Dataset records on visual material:
◆ ◆ ◆ ◆ ◆

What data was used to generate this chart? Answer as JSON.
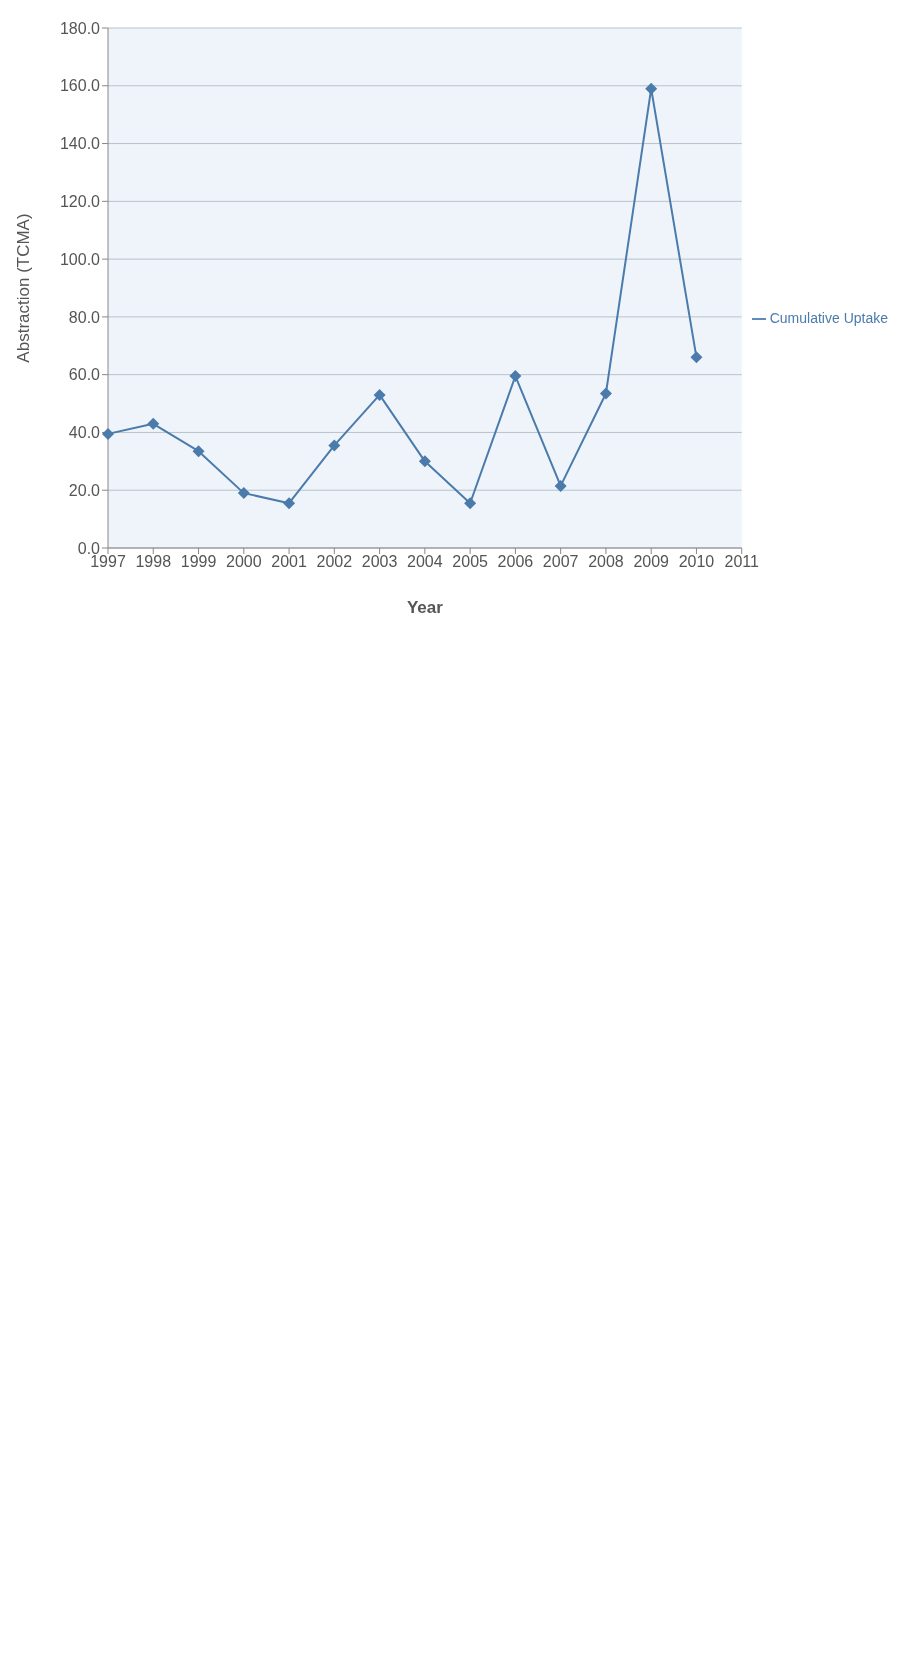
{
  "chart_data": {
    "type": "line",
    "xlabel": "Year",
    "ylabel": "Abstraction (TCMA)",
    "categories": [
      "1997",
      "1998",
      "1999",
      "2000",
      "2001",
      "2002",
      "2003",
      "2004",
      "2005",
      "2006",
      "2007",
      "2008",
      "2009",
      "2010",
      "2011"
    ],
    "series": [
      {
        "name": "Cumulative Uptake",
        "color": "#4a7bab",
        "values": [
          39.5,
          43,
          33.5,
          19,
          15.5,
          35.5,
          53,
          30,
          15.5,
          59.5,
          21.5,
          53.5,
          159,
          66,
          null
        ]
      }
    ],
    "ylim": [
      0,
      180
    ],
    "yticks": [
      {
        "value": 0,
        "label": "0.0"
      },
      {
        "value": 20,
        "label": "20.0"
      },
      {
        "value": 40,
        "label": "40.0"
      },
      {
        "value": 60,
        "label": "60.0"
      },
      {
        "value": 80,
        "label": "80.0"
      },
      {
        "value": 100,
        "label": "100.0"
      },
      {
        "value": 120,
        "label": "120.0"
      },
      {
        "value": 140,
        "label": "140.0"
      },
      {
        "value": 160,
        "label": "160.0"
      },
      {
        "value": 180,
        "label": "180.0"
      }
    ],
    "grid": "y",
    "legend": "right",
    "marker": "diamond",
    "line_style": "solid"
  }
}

◆ ◆ ◆ ◆ ◆

**Problem details**
Take the data above and repeat it exactly, leaving each picture out.

**Answer for the task**
What data was used to generate this chart? Answer as JSON.
{
  "chart_data": {
    "type": "line",
    "xlabel": "Year",
    "ylabel": "Abstraction (TCMA)",
    "categories": [
      "1997",
      "1998",
      "1999",
      "2000",
      "2001",
      "2002",
      "2003",
      "2004",
      "2005",
      "2006",
      "2007",
      "2008",
      "2009",
      "2010",
      "2011"
    ],
    "series": [
      {
        "name": "Cumulative Uptake",
        "color": "#4a7bab",
        "values": [
          39.5,
          43,
          33.5,
          19,
          15.5,
          35.5,
          53,
          30,
          15.5,
          59.5,
          21.5,
          53.5,
          159,
          66,
          null
        ]
      }
    ],
    "ylim": [
      0,
      180
    ],
    "yticks": [
      {
        "value": 0,
        "label": "0.0"
      },
      {
        "value": 20,
        "label": "20.0"
      },
      {
        "value": 40,
        "label": "40.0"
      },
      {
        "value": 60,
        "label": "60.0"
      },
      {
        "value": 80,
        "label": "80.0"
      },
      {
        "value": 100,
        "label": "100.0"
      },
      {
        "value": 120,
        "label": "120.0"
      },
      {
        "value": 140,
        "label": "140.0"
      },
      {
        "value": 160,
        "label": "160.0"
      },
      {
        "value": 180,
        "label": "180.0"
      }
    ],
    "grid": "y",
    "legend": "right",
    "marker": "diamond",
    "line_style": "solid"
  }
}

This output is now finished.